_What you have to do_: Scan the lines below; pull out those with "dalam".

Dataset items:
------------------------------------------------------------------------
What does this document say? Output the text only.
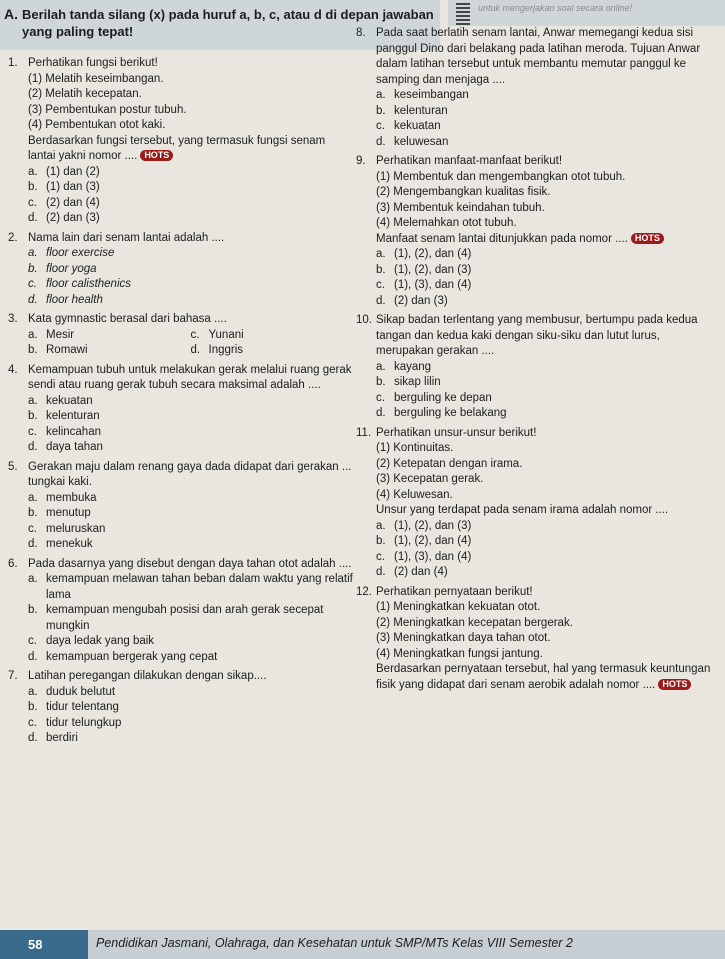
A. Berilah tanda silang (x) pada huruf a, b, c, atau d di depan jawaban yang paling tepat!
untuk mengerjakan soal secara online!
1. Perhatikan fungsi berikut!
(1) Melatih keseimbangan.
(2) Melatih kecepatan.
(3) Pembentukan postur tubuh.
(4) Pembentukan otot kaki.
Berdasarkan fungsi tersebut, yang termasuk fungsi senam lantai yakni nomor .... HOTS
a. (1) dan (2)
b. (1) dan (3)
c. (2) dan (4)
d. (2) dan (3)
2. Nama lain dari senam lantai adalah ....
a. floor exercise
b. floor yoga
c. floor calisthenics
d. floor health
3. Kata gymnastic berasal dari bahasa ....
a. Mesir	c. Yunani
b. Romawi	d. Inggris
4. Kemampuan tubuh untuk melakukan gerak melalui ruang gerak sendi atau ruang gerak tubuh secara maksimal adalah ....
a. kekuatan
b. kelenturan
c. kelincahan
d. daya tahan
5. Gerakan maju dalam renang gaya dada didapat dari gerakan ... tungkai kaki.
a. membuka
b. menutup
c. meluruskan
d. menekuk
6. Pada dasarnya yang disebut dengan daya tahan otot adalah ....
a. kemampuan melawan tahan beban dalam waktu yang relatif lama
b. kemampuan mengubah posisi dan arah gerak secepat mungkin
c. daya ledak yang baik
d. kemampuan bergerak yang cepat
7. Latihan peregangan dilakukan dengan sikap....
a. duduk belutut
b. tidur telentang
c. tidur telungkup
d. berdiri
8. Pada saat berlatih senam lantai, Anwar memegangi kedua sisi panggul Dino dari belakang pada latihan meroda. Tujuan Anwar dalam latihan tersebut untuk membantu memutar panggul ke samping dan menjaga ....
a. keseimbangan
b. kelenturan
c. kekuatan
d. keluwesan
9. Perhatikan manfaat-manfaat berikut!
(1) Membentuk dan mengembangkan otot tubuh.
(2) Mengembangkan kualitas fisik.
(3) Membentuk keindahan tubuh.
(4) Melemahkan otot tubuh.
Manfaat senam lantai ditunjukkan pada nomor .... HOTS
a. (1), (2), dan (4)
b. (1), (2), dan (3)
c. (1), (3), dan (4)
d. (2) dan (3)
10. Sikap badan terlentang yang membusur, bertumpu pada kedua tangan dan kedua kaki dengan siku-siku dan lutut lurus, merupakan gerakan ....
a. kayang
b. sikap lilin
c. berguling ke depan
d. berguling ke belakang
11. Perhatikan unsur-unsur berikut!
(1) Kontinuitas.
(2) Ketepatan dengan irama.
(3) Kecepatan gerak.
(4) Keluwesan.
Unsur yang terdapat pada senam irama adalah nomor ....
a. (1), (2), dan (3)
b. (1), (2), dan (4)
c. (1), (3), dan (4)
d. (2) dan (4)
12. Perhatikan pernyataan berikut!
(1) Meningkatkan kekuatan otot.
(2) Meningkatkan kecepatan bergerak.
(3) Meningkatkan daya tahan otot.
(4) Meningkatkan fungsi jantung.
Berdasarkan pernyataan tersebut, hal yang termasuk keuntungan fisik yang didapat dari senam aerobik adalah nomor .... HOTS
58	Pendidikan Jasmani, Olahraga, dan Kesehatan untuk SMP/MTs Kelas VIII Semester 2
------------------------------------------------------------------------
_Solution for this problem_:
5. Gerakan maju dalam renang gaya dada didapat dari gerakan ... tungkai kaki.
a. kemampuan melawan tahan beban dalam waktu yang relatif lama
8. Pada saat berlatih senam lantai, Anwar memegangi kedua sisi panggul Dino dari belakang pada latihan meroda. Tujuan Anwar dalam latihan tersebut untuk membantu memutar panggul ke samping dan menjaga ....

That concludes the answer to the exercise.